You can be assured that diatomaceous earth is almost entirely SiO2

It works great to kill house ants too. Like a million tiny shards of glass cutting between exoskeletal joints. Inverts quickly dessicate and die. Good stuff


----------



## Dendrobait

frogparty: I understand their is a difference in the types of silica(amorphous vs crystalline) 

amorphous SiO2-which is what food grade diatomaceous earth is composed of does not cause silicosis...but crystalline does.

http://en.wikipedia.org/wiki/Silicosis

The passage on occupational silicosis is an interesting read.


----------



## nish07

Breathing it is still bad (can be really bad) for your lungs. Breathing bird feathers is bad for your lungs. Breathing large amounts of DE or anything that doesn't break down quickly in the lungs is bad (can be really bad) for your lungs. You would have to breathe quite a bit of it to notice but assuming you were someone who worked with it as a hobby where it was in the air from you moving it around all the time (like pottery) you probably would want to use a respirator till it settled into a mix. Otherwise, as long as you're not blowing a fan right on it or moving it around so it's flying in the air most of the time, you're probably fine.

-Nish


----------



## Dendrobait

I guess frogkeepers can pick their poison(DE versus mite sprays of various sorts). I've read the MSDS for all of the ones mentioned on this forum. DE seems to be one of the safer bets so far.

I read mention in one paper of silica gels being used/mix with DE. I wonder if DE would still be effective if applied in a layer to some sort of sticky surface? That would eliminate virtually all dust that could be possibly raised even if you, say, kicked over your bug fridge?

Now we are getting too paranoid-but it seems froggers can be good at that


----------



## Kas

I throw DE quite heavily in the chicken house and it hasn't caused any (noticeable) negative health effects....and chickens have very sensitive respiratory systems. Some farmers even use DE to de-worm their flocks. It's also used commonly in Amish homes for pest control. I feel confident using it carefully and sparingly for mite control. Dendrobait is right..."you have to pick your poison".


----------



## frogfreak

Dendrobait said:


> Now we are getting too paranoid


Yep, big time!


----------



## kgj

Are there any advantages to using mite paper over DE? 

I've been using DE with all of my cultures and it's been a huge success. ~$5 on amazon for a pound and a half, which is way more than enough for four sterilite containers. No issues with mites whatsoever. 

I understand that mite paper is cheap... But DE is cheap and _never_ needs replacing. I guess if cultures are stored on a shelf paper is the more practical choice. But for anything that's stored in a container/has a raised lip on the bottom, I can't recommend DE enough.


----------



## JPccusa

Only advantage I can think of would be that mite paper is much cleaner to work with, but if you setup right, DE can be just as clean.


----------



## amgini

This works great for ant control also. I had a serious ant infestation problem over the summer and was very close to giving up but DE helped me taking back control.

* [STORED DATA]
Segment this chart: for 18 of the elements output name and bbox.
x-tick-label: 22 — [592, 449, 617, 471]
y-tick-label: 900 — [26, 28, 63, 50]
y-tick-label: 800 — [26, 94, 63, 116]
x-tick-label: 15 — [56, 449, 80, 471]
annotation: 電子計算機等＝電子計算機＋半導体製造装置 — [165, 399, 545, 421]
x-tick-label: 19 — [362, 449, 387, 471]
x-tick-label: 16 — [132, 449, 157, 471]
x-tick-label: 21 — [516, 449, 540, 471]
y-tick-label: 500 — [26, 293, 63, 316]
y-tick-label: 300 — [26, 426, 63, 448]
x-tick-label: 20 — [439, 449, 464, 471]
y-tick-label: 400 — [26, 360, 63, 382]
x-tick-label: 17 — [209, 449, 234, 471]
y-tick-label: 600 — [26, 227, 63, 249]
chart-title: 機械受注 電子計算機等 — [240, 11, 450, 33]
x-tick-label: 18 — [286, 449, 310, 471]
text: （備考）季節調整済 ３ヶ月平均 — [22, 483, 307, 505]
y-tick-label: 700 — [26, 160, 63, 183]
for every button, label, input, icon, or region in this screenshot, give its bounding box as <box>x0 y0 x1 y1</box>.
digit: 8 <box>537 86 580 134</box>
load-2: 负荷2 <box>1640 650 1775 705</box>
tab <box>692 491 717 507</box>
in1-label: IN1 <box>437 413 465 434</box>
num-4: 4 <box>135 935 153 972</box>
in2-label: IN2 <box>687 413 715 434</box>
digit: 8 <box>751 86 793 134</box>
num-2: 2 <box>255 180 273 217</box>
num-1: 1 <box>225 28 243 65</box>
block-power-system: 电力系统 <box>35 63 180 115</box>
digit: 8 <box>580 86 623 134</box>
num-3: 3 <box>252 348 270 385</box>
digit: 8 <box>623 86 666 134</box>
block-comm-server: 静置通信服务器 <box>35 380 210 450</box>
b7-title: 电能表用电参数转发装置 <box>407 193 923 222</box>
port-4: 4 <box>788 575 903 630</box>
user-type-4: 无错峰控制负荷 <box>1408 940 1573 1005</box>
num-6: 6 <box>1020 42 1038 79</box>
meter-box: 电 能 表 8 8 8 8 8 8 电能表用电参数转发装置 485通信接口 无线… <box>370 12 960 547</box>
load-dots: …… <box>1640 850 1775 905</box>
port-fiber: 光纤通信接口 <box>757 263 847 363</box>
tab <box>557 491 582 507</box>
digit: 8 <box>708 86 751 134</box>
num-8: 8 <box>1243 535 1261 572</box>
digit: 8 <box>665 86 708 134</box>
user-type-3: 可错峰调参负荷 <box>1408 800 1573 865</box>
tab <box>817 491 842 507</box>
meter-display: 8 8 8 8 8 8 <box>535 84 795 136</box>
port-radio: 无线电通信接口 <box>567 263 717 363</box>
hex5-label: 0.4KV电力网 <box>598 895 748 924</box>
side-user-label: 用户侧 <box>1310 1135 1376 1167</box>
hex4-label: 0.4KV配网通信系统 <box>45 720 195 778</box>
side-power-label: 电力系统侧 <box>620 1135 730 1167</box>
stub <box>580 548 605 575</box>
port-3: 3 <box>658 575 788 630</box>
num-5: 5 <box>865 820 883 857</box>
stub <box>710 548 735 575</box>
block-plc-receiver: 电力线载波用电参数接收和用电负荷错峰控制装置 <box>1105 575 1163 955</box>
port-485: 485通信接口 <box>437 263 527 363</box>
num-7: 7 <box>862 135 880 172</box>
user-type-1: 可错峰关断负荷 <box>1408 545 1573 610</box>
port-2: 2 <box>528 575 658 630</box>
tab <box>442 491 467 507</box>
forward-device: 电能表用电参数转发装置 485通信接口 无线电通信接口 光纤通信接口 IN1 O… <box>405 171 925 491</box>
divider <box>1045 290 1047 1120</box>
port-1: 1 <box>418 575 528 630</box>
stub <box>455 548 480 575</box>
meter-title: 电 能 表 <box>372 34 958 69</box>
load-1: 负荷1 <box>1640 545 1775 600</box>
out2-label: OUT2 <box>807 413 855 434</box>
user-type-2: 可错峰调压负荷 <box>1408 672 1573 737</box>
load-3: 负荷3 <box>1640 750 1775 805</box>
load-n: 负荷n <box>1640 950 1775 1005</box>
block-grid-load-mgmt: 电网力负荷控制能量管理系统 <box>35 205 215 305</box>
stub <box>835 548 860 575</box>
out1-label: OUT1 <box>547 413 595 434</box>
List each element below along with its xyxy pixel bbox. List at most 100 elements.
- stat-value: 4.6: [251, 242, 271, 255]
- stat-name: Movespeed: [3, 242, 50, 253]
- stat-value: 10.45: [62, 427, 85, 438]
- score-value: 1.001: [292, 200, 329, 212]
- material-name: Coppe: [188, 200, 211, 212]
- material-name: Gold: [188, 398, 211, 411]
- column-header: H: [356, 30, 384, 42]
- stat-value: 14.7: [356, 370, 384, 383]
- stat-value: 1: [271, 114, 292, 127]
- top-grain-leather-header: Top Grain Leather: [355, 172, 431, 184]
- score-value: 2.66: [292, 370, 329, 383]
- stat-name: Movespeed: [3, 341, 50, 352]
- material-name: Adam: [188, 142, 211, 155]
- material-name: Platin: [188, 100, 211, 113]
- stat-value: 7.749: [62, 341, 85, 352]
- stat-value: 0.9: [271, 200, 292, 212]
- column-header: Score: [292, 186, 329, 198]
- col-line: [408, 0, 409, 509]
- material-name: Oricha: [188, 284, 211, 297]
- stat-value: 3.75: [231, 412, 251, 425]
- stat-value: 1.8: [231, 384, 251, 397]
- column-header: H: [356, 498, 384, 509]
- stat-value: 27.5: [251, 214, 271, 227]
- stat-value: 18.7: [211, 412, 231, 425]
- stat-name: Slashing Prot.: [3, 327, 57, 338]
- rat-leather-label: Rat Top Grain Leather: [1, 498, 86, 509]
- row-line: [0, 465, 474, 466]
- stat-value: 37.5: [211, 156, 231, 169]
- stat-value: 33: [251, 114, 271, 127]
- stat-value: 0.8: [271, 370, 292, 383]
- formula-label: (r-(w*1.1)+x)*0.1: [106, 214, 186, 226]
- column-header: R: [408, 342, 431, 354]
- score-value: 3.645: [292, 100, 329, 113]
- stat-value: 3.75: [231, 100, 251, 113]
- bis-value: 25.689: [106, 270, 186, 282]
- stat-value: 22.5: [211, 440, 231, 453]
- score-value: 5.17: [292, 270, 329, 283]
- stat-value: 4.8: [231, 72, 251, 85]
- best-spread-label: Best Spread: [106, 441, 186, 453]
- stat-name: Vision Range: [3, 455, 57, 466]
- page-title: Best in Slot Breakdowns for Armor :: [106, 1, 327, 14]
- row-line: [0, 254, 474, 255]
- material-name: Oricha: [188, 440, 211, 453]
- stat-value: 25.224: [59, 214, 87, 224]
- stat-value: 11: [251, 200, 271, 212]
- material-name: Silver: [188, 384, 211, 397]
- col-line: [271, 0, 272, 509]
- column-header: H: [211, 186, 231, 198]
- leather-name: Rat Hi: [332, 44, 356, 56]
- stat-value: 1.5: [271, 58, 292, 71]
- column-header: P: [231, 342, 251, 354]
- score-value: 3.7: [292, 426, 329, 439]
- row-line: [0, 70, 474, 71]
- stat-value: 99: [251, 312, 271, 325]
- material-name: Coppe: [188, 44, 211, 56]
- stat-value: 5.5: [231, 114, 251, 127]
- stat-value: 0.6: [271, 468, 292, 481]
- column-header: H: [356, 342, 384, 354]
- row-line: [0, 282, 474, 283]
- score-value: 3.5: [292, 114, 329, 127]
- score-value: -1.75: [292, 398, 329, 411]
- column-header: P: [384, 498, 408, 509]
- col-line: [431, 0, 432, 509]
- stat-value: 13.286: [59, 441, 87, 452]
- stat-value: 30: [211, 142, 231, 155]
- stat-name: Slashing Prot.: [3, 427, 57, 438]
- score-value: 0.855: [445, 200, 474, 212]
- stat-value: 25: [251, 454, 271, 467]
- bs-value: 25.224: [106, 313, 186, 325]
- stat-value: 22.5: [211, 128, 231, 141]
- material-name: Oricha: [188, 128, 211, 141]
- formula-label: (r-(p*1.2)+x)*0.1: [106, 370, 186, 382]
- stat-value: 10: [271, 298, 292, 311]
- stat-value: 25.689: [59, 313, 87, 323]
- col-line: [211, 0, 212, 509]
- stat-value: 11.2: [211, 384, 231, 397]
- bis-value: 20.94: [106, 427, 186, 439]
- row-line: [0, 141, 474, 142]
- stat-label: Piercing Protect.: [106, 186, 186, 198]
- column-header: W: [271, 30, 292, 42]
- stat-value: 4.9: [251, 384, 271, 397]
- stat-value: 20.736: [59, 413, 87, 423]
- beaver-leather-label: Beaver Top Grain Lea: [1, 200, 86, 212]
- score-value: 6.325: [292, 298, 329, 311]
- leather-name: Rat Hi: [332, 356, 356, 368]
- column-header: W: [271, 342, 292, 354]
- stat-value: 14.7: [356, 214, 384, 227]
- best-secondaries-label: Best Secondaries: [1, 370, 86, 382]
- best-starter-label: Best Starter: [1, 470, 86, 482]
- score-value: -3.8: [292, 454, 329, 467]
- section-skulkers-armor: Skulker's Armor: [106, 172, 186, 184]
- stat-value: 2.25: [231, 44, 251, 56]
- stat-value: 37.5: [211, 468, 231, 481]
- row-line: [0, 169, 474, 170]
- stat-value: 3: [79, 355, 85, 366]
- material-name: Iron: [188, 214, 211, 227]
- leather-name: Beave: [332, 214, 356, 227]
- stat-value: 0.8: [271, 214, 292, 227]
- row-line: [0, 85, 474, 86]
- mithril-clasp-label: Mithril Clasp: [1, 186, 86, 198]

* [ACTION ITEM]
Continue the forum thread about diatomaceous earth, picking up right after its last post.

* [THE ANSWER]
----------



## ecichlid

Just don't forget that it's best to use a petri dish under your cultures. I wish JP would swap that picture out of the DE caked onto the bottom on the FF cultures. You can do it that way, but it's not a best practice.


----------



## JPccusa

Agreed. I will update the thread with the better way of doing it.


----------



## JPccusa

Pictures/method updated.


----------



## DragonSpirit1185

Does it matter what kind it is?
I found this on Amazon and it says it is approved for organic gardening.
4lbs will last me a good while 
Amazon.com : Safer Brand 51702 Diatomaceous Earth - Bed Bug, Ant and Crawling Insect Killer, 4-Pound Bag : Home Pest Repellents : Patio, Lawn & Garden


----------



## Broseph

DragonSpirit1185 said:


> Does it matter what kind it is?
> I found this on Amazon and it says it is approved for organic gardening.
> 4lbs will last me a good while
> Amazon.com : Safer Brand 51702 Diatomaceous Earth - Bed Bug, Ant and Crawling Insect Killer, 4-Pound Bag : Home Pest Repellents : Patio, Lawn & Garden


Your link is broken, but yes- that sounds right. And yes- 4 pounds should last a long time.

And to hopefully contribute to the thread:
I keep a small box with DE in the bottom that I use exclusively for transferring flies. Apterous flies seem to transfer pretty easy from container to container, but gliders get EVERYWHERE. Put your vitamin dusting cup in the DE box, sloppily dump your flies... Nothing will escape the DE box!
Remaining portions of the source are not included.